Assigned task | How many separate lines of the data contain "text"? Give the count and nothing else.

(Stored items from a collection)
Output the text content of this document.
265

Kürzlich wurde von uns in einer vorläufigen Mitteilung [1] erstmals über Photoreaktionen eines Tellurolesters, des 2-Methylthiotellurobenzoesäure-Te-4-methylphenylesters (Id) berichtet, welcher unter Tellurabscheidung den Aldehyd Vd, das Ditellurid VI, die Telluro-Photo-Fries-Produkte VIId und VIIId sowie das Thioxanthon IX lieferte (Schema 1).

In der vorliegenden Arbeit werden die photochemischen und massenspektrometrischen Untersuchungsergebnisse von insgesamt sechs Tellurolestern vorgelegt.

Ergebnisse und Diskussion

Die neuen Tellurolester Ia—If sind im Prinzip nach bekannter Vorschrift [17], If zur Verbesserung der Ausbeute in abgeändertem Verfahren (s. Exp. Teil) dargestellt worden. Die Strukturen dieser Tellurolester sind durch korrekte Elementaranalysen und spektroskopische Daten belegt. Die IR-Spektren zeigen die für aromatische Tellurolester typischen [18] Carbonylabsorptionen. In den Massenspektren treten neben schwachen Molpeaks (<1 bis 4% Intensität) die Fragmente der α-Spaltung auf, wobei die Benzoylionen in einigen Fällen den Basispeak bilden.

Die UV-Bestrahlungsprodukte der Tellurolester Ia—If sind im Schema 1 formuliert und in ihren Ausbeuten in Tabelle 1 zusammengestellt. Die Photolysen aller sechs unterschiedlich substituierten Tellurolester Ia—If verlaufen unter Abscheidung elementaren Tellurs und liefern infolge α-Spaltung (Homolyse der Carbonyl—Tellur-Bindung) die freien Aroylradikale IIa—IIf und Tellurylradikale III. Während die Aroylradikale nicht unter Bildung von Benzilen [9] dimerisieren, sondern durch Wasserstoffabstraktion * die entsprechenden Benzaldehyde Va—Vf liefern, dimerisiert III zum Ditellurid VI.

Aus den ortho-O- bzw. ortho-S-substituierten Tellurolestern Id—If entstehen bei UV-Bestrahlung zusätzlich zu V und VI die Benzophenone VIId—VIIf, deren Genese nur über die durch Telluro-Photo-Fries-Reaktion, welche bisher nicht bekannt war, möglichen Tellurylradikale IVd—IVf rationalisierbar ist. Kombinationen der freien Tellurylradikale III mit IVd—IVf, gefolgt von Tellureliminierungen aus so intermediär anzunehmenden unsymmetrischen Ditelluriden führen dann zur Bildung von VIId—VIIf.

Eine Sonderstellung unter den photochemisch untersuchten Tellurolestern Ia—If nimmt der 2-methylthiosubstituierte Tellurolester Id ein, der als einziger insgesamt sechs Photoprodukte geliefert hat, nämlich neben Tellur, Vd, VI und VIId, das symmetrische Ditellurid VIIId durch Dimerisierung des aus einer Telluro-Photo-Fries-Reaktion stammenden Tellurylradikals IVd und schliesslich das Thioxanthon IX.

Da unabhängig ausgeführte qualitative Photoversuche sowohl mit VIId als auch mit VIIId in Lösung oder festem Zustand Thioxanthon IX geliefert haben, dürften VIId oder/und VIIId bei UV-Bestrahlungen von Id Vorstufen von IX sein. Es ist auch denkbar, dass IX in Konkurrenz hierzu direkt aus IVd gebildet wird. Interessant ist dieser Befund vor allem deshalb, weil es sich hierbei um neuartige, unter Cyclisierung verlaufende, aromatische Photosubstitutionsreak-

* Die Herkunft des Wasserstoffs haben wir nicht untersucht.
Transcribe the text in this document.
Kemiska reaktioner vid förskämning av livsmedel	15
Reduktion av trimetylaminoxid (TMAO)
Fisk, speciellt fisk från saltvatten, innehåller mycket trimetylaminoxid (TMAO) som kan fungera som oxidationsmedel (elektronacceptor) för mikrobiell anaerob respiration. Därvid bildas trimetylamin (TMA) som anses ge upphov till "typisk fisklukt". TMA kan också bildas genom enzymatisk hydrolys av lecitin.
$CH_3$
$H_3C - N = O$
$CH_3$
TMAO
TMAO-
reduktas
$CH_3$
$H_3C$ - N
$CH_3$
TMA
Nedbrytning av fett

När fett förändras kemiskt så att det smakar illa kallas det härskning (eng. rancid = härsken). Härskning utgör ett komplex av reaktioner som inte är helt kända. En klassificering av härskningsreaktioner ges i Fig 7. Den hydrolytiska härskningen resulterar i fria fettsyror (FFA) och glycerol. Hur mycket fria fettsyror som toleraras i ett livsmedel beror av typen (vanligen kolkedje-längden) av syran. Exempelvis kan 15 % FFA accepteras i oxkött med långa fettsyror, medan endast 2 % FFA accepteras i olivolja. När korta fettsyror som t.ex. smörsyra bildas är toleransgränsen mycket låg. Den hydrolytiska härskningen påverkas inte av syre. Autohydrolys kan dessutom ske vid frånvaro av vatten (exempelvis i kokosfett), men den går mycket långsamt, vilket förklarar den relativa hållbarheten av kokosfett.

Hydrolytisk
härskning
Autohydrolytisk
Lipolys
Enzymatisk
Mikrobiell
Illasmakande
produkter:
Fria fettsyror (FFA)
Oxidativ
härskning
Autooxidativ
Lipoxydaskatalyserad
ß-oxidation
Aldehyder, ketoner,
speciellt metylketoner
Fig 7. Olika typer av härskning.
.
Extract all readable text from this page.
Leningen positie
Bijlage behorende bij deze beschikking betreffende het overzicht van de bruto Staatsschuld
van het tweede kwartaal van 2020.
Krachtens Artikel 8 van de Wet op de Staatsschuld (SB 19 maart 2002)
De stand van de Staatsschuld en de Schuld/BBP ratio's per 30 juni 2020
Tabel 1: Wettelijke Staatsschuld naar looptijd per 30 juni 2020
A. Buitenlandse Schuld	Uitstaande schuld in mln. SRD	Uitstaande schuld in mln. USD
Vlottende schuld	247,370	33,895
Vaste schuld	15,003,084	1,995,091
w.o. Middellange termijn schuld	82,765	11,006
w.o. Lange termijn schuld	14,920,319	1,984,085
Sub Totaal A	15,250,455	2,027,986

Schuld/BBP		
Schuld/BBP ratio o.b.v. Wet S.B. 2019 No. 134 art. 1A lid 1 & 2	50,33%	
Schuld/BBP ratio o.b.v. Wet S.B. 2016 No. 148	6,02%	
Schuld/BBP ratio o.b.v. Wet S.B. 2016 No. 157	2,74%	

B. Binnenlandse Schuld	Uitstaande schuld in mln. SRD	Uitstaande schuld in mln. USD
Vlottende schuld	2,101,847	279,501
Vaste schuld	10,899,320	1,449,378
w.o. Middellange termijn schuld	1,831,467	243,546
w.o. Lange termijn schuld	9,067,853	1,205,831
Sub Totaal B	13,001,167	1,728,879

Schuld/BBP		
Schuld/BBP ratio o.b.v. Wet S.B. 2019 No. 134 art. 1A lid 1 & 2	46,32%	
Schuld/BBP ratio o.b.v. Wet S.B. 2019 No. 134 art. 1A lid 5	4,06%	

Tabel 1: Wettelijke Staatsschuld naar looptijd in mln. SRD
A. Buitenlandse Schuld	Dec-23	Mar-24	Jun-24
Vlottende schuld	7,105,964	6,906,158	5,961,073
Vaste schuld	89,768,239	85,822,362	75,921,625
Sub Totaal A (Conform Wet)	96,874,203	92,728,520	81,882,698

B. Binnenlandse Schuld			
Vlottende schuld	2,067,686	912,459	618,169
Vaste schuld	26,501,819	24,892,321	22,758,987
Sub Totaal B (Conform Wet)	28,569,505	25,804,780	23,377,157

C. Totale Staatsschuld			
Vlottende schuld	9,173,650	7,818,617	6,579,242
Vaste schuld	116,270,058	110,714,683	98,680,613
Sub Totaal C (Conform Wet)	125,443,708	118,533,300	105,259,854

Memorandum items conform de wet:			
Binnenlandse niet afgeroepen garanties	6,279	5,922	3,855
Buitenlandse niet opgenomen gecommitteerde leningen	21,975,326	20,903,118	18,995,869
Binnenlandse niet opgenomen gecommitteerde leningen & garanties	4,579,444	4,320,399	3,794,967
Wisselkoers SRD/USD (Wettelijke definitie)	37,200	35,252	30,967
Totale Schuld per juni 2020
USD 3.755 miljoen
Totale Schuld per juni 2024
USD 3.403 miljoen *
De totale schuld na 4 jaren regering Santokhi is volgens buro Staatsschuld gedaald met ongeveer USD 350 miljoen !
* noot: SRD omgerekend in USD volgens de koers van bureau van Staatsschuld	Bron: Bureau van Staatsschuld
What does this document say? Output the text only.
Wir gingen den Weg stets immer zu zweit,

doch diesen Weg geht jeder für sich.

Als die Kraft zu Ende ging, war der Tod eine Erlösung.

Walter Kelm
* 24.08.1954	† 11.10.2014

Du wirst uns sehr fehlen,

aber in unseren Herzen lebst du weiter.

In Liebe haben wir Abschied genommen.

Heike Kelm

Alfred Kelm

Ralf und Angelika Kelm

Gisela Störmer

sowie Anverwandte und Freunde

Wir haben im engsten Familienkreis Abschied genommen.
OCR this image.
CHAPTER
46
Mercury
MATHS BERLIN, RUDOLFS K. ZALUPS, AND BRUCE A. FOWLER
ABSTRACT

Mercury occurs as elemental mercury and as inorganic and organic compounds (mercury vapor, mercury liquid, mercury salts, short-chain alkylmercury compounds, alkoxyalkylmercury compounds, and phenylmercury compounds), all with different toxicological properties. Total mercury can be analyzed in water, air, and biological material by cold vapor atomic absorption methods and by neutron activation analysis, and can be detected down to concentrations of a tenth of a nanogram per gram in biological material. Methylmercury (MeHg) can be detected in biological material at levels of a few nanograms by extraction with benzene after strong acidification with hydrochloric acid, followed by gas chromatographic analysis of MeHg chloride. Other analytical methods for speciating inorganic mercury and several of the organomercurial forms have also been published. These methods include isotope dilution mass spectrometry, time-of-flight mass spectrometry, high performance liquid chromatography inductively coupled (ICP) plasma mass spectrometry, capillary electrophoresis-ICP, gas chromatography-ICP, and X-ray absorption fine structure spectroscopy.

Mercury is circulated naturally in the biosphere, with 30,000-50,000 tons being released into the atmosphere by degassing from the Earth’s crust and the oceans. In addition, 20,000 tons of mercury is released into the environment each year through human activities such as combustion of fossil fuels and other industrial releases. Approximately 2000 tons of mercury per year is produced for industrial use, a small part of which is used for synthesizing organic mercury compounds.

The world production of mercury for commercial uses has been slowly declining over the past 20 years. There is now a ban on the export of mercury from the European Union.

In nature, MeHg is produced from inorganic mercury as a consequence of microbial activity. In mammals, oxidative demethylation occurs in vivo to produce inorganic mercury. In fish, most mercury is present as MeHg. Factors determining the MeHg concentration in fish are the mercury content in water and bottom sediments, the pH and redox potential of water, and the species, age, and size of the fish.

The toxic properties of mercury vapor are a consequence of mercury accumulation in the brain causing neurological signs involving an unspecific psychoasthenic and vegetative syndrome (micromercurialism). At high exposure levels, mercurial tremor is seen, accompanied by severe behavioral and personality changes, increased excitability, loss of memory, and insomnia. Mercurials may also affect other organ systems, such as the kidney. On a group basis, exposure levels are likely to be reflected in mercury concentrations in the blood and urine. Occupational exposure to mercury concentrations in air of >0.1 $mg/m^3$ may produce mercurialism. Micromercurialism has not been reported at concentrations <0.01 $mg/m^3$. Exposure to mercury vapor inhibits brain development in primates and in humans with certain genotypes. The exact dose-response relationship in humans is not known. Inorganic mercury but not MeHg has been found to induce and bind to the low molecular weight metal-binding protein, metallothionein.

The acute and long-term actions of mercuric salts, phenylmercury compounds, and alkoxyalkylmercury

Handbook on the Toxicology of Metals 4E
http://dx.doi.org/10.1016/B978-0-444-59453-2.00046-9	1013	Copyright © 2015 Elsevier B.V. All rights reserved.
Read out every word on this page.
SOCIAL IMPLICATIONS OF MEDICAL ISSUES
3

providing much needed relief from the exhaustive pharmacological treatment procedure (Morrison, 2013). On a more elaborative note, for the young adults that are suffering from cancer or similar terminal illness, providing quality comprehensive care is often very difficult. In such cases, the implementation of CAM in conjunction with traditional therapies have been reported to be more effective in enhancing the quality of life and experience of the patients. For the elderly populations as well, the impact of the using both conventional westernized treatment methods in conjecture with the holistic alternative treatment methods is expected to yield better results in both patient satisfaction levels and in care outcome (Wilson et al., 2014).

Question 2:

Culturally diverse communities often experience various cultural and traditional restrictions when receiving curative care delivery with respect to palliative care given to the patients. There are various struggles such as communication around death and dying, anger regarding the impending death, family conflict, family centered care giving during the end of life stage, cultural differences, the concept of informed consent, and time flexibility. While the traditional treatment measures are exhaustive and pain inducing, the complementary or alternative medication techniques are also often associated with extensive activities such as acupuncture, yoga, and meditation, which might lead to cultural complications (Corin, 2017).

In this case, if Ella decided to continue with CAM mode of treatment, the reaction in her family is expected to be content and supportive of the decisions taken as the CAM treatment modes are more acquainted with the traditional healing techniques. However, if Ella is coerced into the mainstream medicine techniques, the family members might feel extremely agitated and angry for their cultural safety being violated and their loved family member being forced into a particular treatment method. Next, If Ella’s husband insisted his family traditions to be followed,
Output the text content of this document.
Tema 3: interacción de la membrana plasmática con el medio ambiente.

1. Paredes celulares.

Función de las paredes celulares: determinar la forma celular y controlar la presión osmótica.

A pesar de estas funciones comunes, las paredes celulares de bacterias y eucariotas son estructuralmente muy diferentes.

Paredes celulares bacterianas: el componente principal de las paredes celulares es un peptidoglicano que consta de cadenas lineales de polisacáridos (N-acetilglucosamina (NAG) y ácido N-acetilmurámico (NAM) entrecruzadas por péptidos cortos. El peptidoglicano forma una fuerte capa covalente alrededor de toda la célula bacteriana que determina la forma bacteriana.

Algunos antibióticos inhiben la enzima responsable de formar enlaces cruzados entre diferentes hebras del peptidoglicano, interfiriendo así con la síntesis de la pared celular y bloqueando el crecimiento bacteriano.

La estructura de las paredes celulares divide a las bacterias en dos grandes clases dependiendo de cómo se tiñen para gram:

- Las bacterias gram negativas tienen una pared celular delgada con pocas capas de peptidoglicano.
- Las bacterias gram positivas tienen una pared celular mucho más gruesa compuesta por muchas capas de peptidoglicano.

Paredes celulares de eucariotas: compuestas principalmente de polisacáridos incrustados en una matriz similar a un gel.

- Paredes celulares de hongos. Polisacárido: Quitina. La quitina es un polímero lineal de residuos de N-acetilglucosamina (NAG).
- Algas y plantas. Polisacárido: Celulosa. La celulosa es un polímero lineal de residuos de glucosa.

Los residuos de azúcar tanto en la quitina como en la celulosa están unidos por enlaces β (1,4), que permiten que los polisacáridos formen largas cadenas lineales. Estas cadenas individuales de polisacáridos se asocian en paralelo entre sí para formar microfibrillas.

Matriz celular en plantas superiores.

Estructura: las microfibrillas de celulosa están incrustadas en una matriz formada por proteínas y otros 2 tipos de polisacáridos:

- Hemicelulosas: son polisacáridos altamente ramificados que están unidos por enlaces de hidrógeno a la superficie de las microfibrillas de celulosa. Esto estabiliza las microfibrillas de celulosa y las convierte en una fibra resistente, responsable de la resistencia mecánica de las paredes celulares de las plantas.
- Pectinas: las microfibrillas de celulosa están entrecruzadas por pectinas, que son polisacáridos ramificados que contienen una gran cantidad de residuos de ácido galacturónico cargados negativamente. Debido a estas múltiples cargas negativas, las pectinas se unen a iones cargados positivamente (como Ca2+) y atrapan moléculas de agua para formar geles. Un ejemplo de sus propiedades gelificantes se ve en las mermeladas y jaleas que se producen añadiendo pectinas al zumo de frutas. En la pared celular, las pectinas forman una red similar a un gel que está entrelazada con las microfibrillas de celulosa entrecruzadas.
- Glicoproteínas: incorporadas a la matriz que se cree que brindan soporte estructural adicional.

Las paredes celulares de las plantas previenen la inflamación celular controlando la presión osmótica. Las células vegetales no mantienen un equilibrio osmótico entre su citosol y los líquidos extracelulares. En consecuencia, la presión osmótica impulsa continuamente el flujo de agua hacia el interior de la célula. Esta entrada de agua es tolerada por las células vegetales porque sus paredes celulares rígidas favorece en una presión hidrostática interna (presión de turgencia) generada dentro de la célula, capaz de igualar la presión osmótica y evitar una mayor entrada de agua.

Response area | 5